**掲載記事:**
++++++++

女性患者1360名を対象にリセドロン酸と比較
米イーライリリー・アンド・カンパニーは11月9日、「フォルテオ(R)」(一般名:テリパラチド(遺伝子組換え)注射剤)について、閉経後の重症骨粗鬆症女性患者を対象に経口ビスフォスフォネート製剤のリセドロン酸と比較したVERO試験における椎体骨折および臨床骨折(有痛性椎体骨折および非椎体骨折の複合)の有意な減少を示す新たなデータを発表した。試験結果は「The Lancet」に掲載されている。
VERO試験は、24か月の無作為化二重盲検ダブルダミー試験(内服薬および注射剤で二重盲検化)で、2つ以上の中等症椎体骨折または、1つ以上の重症椎体骨折を有する低骨密度の女性患者1360名を対象にテリパラチド(20μg)の1日1回皮下投与をリセドロン酸(35mg)の週1回経口投与と比較した国際共同、多施設共同、前向き、無作為化、並行群間、実薬対照、第4相臨床試験。
主要評価項目は、定量的形態計測により評価した2年後の新規椎体骨折の発現割合。副次評価項目は、臨床骨折、非椎体骨折、その他の椎体骨折の評価項目、身長低下、背部痛、クオリティ・オブ・ライフ(EQ-5D)および安全性だった。
新規椎体骨折の発現はテリパラチド群5.4%、リセドロン酸群12.0%
試験の結果、新規の椎体骨折は24か月後にテリパラチド群では5.4%に発現したのに対し、リセドロン酸群では12.0%に発現(相対リスク減少率56%、p<0.001)。テリパラチドによる新規の椎体骨折減少は投与12か月後に見られ、1つ以上の新規の椎体骨折を発現したのはテリパラチド群で3.1%だったのに対し、リセドロン酸群では6.0%だった(相対リスク減少率48%、p<0.05)。新規の椎体骨折および椎体骨折の悪化はテリパラチド群では6.0%に発現したのに対し、リセドロン酸群では12.9%に発現した(相対リスク減少率54%、p<0.001)。

++++++++

**表示された記録:**

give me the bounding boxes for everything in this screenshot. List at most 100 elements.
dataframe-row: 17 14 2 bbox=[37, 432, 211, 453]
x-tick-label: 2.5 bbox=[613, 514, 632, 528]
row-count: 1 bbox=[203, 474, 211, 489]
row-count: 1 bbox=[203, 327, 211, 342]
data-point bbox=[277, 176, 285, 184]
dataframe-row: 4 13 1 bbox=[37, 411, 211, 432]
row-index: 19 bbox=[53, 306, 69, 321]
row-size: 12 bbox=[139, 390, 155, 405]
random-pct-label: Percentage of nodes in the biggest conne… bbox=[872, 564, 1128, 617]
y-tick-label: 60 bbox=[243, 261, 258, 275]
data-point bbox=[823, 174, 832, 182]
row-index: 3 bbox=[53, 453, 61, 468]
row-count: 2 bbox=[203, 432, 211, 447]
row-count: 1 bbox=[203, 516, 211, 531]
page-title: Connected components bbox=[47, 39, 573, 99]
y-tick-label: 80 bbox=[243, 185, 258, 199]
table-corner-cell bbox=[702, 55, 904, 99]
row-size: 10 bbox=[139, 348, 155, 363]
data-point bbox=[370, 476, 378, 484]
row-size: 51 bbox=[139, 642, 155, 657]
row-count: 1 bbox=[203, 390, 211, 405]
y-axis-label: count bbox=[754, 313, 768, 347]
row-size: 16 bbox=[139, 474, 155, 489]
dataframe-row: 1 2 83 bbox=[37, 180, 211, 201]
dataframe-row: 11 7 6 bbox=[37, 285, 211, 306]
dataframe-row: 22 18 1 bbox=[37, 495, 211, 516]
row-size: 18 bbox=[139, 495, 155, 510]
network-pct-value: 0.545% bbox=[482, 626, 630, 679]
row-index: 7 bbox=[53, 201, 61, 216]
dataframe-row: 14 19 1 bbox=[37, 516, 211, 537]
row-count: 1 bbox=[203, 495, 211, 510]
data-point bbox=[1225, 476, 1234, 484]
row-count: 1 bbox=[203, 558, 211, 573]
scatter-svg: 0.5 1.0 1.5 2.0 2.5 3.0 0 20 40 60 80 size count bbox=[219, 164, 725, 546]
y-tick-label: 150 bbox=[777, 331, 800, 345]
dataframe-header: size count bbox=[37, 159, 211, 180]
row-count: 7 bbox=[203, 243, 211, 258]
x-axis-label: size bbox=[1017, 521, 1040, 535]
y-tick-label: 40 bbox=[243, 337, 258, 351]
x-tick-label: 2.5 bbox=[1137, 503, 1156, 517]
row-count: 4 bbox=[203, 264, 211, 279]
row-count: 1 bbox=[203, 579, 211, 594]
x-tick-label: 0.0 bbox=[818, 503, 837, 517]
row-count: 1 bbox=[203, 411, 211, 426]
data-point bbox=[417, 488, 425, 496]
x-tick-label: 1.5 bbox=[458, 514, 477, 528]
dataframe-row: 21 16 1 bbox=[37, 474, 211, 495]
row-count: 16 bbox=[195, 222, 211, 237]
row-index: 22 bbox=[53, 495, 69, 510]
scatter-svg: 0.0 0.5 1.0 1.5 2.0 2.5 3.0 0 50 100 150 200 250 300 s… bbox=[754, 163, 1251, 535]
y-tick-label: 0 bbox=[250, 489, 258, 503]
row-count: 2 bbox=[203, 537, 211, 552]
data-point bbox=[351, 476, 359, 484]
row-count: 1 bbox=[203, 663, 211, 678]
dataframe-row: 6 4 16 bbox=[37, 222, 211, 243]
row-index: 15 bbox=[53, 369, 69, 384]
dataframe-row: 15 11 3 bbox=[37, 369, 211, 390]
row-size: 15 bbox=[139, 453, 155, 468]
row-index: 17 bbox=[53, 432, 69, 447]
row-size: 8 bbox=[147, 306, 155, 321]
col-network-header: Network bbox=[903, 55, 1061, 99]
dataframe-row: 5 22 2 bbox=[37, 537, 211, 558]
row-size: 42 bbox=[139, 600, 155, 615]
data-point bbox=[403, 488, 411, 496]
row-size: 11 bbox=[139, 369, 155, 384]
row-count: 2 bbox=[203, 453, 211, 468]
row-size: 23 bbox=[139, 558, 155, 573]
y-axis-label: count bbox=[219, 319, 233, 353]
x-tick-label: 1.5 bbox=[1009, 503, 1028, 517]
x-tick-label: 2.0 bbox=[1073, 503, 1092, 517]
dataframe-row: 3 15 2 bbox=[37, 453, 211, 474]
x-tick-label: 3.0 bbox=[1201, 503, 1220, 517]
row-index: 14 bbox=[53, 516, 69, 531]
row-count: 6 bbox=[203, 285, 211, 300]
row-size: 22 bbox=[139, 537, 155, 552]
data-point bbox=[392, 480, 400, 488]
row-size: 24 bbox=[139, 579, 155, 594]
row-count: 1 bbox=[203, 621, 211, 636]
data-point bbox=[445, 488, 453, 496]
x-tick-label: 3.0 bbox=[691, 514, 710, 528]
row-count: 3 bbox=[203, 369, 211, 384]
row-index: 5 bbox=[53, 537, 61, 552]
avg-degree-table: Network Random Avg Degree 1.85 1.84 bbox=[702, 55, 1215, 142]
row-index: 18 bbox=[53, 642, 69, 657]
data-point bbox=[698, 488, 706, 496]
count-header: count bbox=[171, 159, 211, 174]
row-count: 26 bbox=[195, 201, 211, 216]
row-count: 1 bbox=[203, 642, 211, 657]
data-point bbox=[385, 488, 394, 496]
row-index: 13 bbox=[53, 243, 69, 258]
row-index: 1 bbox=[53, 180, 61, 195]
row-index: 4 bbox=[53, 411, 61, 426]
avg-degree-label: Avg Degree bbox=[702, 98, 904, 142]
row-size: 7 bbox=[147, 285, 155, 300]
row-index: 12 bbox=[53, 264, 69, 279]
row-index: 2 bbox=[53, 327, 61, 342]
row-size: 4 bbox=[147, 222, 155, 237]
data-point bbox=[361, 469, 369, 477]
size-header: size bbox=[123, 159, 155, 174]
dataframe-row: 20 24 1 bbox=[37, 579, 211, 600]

++++++++

**取り組む課題:**
• 1. VERO試験の記事で「主要評価項目は」から始まる段落を、主な事実を残したまま箇条書きに書き直すこと。
• 2. VERO試験の記事のうち、「VERO試験は、24か月の無」から「率54%、p<0.001)。」までを、両端の語句も含めて一字一句そのまま書き写すこと。
• 3. VERO試験の記事について、最後の文の次に来る部分を書き継ぐこと。

**記述した解答:**
• 1.
- 主要評価項目:定量的形態計測で評価した2年後の新規椎体骨折の発現割合
- 副次評価項目:臨床骨折、非椎体骨折、その他の椎体骨折の評価項目、身長低下、背部痛、クオリティ・オブ・ライフ(EQ-5D)、安全性

• 2.
VERO試験は、24か月の無作為化二重盲検ダブルダミー試験(内服薬および注射剤で二重盲検化)で、2つ以上の中等症椎体骨折または、1つ以上の重症椎体骨折を有する低骨密度の女性患者1360名を対象にテリパラチド(20μg)の1日1回皮下投与をリセドロン酸(35mg)の週1回経口投与と比較した国際共同、多施設共同、前向き、無作為化、並行群間、実薬対照、第4相臨床試験。
主要評価項目は、定量的形態計測により評価した2年後の新規椎体骨折の発現割合。副次評価項目は、臨床骨折、非椎体骨折、その他の椎体骨折の評価項目、身長低下、背部痛、クオリティ・オブ・ライフ(EQ-5D)および安全性だった。
新規椎体骨折の発現はテリパラチド群5.4%、リセドロン酸群12.0%
試験の結果、新規の椎体骨折は24か月後にテリパラチド群では5.4%に発現したのに対し、リセドロン酸群では12.0%に発現(相対リスク減少率56%、p<0.001)。テリパラチドによる新規の椎体骨折減少は投与12か月後に見られ、1つ以上の新規の椎体骨折を発現したのはテリパラチド群で3.1%だったのに対し、リセドロン酸群では6.0%だった(相対リスク減少率48%、p<0.05)。新規の椎体骨折および椎体骨折の悪化はテリパラチド群では6.0%に発現したのに対し、リセドロン酸群では12.9%に発現した(相対リスク減少率54%、p<0.001)。

• 3.
臨床骨折はテリパラチド群では4.8%に発現したのに対し、リセドロン酸群では9.8%に発現(相対リスク減少率52%、p<0.001)。非椎体骨折の発現割合について、投与群間における統計学的有意差は認められなかったという。非脊椎脆弱性骨折はテリパラチド群では4.0%、リセドロン酸群では6.1%に発現した(p=0.10)。
両投与群でベースラインからの改善が示されたが、背部痛およびクオリティ・オブ・ライフのベースラインからの変化量について、投与群間における統計学的有意差は認められなかったという。有害事象および安全性の臨床検査所見は各薬剤の既知の安全性プロファイルと一致した。少なくとも1つの血清カルシウムまたは尿酸の高値、並びに血清マグネシウムおよびビタミンDの低値を認めた患者はテリパラチド群の方が多く認められたという。